→ **Work to be completed**
Collect all lines below with the string "description".

→ **Records supplied**
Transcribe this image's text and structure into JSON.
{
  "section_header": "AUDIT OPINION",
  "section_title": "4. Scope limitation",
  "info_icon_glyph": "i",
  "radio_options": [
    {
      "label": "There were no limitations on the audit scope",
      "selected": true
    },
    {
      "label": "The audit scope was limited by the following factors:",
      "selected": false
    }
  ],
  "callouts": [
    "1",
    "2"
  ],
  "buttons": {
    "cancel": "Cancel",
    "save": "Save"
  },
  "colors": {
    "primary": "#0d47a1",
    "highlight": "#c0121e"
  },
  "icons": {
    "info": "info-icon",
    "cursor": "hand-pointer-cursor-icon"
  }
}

...

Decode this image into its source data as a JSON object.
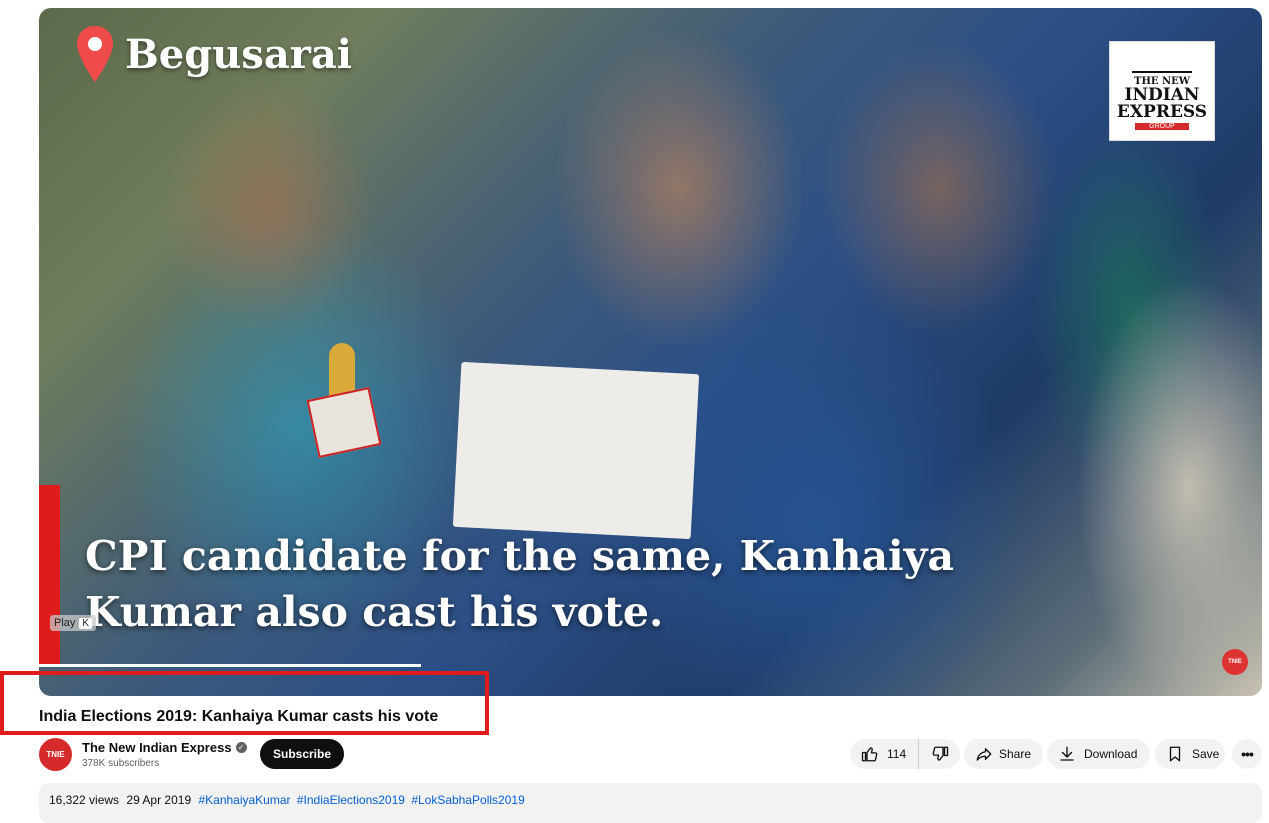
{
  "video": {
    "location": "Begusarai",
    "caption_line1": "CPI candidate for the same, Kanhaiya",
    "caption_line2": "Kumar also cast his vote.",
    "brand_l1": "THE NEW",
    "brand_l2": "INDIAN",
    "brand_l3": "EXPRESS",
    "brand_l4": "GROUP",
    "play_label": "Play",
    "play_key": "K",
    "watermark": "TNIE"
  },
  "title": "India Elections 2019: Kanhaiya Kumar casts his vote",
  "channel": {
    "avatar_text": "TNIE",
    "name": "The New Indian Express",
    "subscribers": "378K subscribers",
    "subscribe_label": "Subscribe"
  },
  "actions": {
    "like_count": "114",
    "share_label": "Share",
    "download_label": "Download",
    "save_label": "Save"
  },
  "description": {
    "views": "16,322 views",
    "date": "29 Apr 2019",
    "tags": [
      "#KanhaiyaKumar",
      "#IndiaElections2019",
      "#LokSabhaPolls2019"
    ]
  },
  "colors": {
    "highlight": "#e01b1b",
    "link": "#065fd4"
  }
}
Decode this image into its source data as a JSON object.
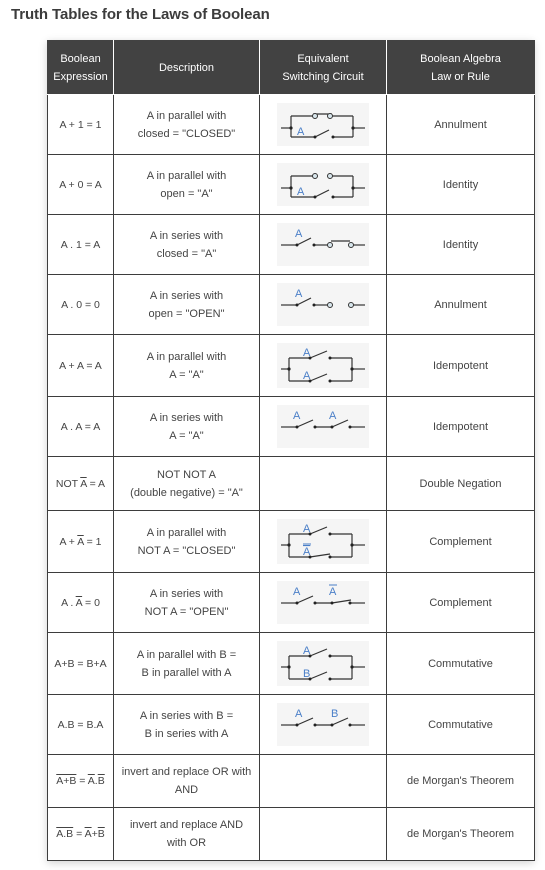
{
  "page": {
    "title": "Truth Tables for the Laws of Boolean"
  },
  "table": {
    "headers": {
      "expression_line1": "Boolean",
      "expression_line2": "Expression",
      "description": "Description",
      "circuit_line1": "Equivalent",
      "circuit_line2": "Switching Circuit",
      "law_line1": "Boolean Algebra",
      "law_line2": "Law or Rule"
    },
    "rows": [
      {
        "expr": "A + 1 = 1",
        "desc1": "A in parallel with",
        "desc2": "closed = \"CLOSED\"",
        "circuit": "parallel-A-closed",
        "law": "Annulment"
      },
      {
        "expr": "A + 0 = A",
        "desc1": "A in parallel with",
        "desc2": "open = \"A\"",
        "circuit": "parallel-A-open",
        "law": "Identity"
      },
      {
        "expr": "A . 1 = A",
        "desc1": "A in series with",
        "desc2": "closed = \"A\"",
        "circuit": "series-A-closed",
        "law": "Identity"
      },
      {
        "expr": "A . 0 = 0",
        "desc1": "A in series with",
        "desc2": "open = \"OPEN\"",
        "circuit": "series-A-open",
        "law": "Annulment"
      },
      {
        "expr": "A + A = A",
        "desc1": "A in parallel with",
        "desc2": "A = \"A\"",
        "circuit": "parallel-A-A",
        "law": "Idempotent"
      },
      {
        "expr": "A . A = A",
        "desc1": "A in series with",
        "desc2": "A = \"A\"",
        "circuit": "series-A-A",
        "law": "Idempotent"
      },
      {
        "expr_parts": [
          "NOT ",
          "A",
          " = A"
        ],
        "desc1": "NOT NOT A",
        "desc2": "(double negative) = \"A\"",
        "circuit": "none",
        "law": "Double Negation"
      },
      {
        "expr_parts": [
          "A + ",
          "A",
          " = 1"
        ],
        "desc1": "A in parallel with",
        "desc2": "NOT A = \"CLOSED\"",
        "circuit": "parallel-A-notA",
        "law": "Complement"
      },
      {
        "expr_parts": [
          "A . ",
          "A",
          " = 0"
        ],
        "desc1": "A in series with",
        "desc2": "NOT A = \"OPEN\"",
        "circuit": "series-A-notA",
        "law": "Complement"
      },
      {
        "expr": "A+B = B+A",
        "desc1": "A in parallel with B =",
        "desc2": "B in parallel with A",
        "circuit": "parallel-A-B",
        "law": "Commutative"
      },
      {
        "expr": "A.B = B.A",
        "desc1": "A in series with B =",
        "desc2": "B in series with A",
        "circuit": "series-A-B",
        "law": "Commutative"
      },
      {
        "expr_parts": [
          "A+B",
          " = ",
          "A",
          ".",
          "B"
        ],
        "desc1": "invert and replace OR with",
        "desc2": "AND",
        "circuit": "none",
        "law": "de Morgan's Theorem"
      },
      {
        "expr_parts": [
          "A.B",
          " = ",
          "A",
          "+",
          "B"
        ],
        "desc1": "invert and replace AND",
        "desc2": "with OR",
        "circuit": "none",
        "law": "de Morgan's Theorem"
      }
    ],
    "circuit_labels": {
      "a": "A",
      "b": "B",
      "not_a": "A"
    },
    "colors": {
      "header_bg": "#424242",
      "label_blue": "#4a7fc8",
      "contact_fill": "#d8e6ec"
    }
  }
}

→ **Solution for this problem**
  "description": {
      "description": "Description",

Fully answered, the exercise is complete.